Then, round the outside, what I have done is, I've put the FLUMPS.

I have put the different words that are associated with that.

So function is going to be the first area we're going to look into.

So what I'm going to have, then, off of that, is another line, and I need to talk about what the function is of the shelter.

So what actually is the function of our shelter? That's right, it's to provide cover.

Now, yours might be to provide cover for something different to mine, but I am going to be providing cover to people to sit under at primary school, so I will put, to provide cover at school.

So I could, if I wanted to, go into further detail, and talk about actually who is going to be doing that, and why, but actually, if you look, as we go round, those questions will be answered in these different areas.

But again, what that will mean, is that I'm just repeating myself, as I said earlier, which means that it's an important thing to remember.

So I could put here about it being for primary school children, and then again reiterate the point down here with users, because it's just allowing me to better understand the client.

If I talk about looks, I might want to put just some words associated with it.

So I'm going to say, simple, I want a simple design.

I might also then put clean, so that it's a nice, clean, elegant design.

I might also put modern, as well, because I don't want it to look old-fashioned, I want it to be quite up-to-date, and looking as modern and as cool as I possibly can.

I could then go into further detail from this as to what I mean by these different words.

User, as I've spoken about already, we can say it's for primary children, absolutely, but I'm also going to put something else in there.

I'm also going to put in teachers, because the teachers themselves might want to sit under it as well, with the children, or if the children aren't there, they might want to go outside and sit and enjoy the nice weather, or if it's snowing outside, the cold weather, it's up to them.

We've got materials, and again, I can go into the detail about the materials, and so on, and so forth.

And as you can see, what I'm doing is, I'm starting to build up a really clear picture, very quickly, on my mind map, of the different areas on the FLUMPS that are going to help me better meet that design brief.

So here's an example of my completed mind map.

————

*Exercises to complete:*
• a. Pull out each line of the records that contains the string "example".
• b. Carry the mind map lesson on past its last sentence, keeping the speaker's voice.

Item position entries
————

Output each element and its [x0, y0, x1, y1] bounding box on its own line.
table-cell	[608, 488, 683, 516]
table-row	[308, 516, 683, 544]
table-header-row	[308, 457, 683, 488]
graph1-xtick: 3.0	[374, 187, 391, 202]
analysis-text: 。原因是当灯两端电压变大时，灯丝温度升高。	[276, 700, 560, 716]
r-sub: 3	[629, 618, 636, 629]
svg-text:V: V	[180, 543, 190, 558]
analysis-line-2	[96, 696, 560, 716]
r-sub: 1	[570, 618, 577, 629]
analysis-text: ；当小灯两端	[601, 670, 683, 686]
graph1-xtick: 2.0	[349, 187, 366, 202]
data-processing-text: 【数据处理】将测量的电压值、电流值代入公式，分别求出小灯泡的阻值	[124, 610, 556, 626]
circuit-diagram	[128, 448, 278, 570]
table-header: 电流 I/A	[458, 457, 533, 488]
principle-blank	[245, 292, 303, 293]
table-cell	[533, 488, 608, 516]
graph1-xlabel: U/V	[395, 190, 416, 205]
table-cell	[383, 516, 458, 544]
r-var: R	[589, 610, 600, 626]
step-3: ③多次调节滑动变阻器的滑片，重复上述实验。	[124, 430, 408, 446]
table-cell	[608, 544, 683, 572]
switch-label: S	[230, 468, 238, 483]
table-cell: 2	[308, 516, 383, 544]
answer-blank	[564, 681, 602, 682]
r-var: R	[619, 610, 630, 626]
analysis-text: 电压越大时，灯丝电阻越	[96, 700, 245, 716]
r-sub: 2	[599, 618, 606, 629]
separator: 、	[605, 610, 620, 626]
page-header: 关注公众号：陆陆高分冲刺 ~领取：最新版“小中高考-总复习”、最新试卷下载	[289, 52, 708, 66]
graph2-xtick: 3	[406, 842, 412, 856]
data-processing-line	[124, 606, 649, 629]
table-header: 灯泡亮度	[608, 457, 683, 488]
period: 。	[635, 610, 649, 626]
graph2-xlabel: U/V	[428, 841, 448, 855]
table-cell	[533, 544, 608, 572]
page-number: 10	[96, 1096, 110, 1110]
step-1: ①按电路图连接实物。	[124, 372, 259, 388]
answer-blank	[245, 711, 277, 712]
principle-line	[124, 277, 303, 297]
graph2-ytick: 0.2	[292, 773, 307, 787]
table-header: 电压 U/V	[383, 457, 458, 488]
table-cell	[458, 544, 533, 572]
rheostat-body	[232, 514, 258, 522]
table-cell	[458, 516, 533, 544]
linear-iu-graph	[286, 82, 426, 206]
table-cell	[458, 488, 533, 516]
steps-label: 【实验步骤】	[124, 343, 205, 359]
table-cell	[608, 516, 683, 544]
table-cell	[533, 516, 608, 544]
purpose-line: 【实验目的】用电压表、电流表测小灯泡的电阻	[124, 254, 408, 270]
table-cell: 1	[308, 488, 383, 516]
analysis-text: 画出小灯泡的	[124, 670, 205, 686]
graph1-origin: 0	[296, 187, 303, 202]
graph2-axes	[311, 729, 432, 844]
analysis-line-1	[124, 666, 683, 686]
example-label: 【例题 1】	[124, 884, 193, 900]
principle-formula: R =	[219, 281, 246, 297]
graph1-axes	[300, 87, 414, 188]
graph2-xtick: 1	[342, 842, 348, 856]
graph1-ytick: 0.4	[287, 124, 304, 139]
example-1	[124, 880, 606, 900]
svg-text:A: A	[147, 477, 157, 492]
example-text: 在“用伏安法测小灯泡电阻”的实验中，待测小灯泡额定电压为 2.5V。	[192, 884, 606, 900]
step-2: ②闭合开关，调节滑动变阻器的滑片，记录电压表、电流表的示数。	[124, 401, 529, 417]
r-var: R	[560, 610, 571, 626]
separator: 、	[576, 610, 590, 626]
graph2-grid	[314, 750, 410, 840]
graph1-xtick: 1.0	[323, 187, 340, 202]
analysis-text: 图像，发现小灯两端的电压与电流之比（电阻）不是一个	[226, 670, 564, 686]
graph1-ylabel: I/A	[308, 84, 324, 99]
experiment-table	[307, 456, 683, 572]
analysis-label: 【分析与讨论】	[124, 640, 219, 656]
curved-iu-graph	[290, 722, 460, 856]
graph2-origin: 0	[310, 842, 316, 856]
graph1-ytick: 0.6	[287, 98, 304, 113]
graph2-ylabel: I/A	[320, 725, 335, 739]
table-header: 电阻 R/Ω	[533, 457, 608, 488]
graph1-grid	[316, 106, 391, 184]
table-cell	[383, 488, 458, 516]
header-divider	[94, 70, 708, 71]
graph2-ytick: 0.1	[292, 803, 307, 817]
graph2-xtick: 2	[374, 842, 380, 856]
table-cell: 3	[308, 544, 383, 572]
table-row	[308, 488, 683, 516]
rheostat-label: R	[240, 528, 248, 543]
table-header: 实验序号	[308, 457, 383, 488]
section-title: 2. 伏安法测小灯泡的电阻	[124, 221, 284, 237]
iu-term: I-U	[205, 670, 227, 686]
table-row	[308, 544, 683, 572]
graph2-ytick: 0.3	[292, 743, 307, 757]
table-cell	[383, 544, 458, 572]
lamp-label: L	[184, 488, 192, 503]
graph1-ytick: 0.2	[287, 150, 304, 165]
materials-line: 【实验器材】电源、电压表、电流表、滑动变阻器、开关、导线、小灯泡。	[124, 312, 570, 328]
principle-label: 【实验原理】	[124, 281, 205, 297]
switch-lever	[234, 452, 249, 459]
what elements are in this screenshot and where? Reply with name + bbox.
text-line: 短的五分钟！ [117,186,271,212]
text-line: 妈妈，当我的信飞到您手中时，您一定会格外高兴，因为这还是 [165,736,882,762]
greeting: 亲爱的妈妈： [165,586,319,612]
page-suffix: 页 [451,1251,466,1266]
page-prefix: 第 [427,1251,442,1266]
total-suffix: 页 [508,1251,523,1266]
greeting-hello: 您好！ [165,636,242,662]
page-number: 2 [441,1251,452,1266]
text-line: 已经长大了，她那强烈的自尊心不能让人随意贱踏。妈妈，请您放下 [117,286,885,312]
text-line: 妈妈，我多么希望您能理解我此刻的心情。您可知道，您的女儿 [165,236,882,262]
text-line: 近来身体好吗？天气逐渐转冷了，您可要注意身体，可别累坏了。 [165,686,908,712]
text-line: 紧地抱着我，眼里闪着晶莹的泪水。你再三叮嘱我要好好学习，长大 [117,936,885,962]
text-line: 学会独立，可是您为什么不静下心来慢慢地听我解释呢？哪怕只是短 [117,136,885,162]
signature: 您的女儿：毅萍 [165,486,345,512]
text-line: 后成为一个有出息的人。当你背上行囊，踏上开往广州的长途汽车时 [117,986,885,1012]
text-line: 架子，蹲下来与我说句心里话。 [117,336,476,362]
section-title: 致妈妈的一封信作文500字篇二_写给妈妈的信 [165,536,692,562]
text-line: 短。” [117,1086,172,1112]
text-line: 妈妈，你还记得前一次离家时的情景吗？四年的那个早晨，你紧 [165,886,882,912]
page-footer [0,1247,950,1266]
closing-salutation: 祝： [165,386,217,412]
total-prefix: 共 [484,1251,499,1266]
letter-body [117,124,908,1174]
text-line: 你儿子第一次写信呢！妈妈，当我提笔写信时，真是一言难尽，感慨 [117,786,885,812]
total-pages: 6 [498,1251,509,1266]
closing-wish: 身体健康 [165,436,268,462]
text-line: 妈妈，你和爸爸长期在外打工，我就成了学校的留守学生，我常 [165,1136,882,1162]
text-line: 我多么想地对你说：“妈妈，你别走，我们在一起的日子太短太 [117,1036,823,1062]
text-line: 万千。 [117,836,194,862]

————

*Responses per task:*
• a.
example-label: 【例题 1】	[124, 884, 193, 900]
example-1	[124, 880, 606, 900]
example-text: 在“用伏安法测小灯泡电阻”的实验中，待测小灯泡额定电压为 2.5V。	[192, 884, 606, 900]

• b.
Again, it's following the same structure as I've just shown to you, and it's got those different points coming off of the areas to give me the detail and understanding of what I need to do to best meet that design brief.

Remember, you cannot have too much detail on a mind map.

The more you've got, the better.

Mine's quite basic and simple here.

I would hope that you would have further points to better explain.

So you're going to pause the video here now, and you're going to go and create your mind map for your shelter itself.

Make sure that you're following the rules that we've discussed.

Refer back to my example if you need to, but make sure, as well, that you're using FLUMPS to help with the structure of your mind map.

So good luck, see you soon.

Welcome back, and I hope you got on well, creating your mind map for this project.

Now, let's move on to our second area of learning in today's lesson, and that is, what is a questionnaire? Now, a questionnaire is something that is really important to help us better get an idea of what our client wants from a particular product.

A good way of understanding what that is is by creating those things called questionnaires.

I'm absolutely certain you have created or answered questionnaires in your time, but today, what we're going to do is actually look into how we build up a questionnaire, and then also get it answered.

So when designing a questionnaire itself, it's important to understand there are two different types of questions that you can ask somebody to get a response, an open question, or a closed question.

It's really important we understand the difference between the two.

So first, let's look into an open question.

So an open question is a statement which requires a response.

So the example I've got there is, Explain how you feel about this.

That requires somebody to give you the detail and the explanation as to what they believe is the answer to that question.

So you will get quite large responses to a question in that form, when it is an open question.

The opposite to an open question is a closed question, and what a closed question is is, basically, that you have a limited set of responses.

So the example I've given you there is, Are you angry about this? And then it's just an answer of either yes, or no, so a person could only respond answering either yes or no, so it's far, far, far more limiting than what an open-ended question is, but can still provide really useful data to you, as a designer, to help with your designs.

When writing a questionnaire, it's important to incorporate both open- and close-ended questions, so that you've got much more detail on those open-ended questions, but quite quick and easy to understand responses to those close-ended questions.

Now, I've got a question for you to answer.

So, a true or false style question is an example of an open question.

Is that true, or is that false? Correct, it's false.

Actually, a true or false style question isn't open at all, it's closed.

By asking a question in that style, somebody only has two responses they can give, either true or false, so that instantly means it has to be a closed-ended question.

So let's think about some questions that you could possibly use for your questionnaire that you're going to ask to different people in a little while.

So open questions could be written in this style for what you need to find out.

And the first one is, What features would you like to see in the design? That's a great question, because what that allows somebody to do is give you a good amount of detail as to what they'd like to see from the shelter.

Another question is, How could the design be improved? So you could show them some ideas, and then ask them to give you further explanation as to what could be done to make them even better.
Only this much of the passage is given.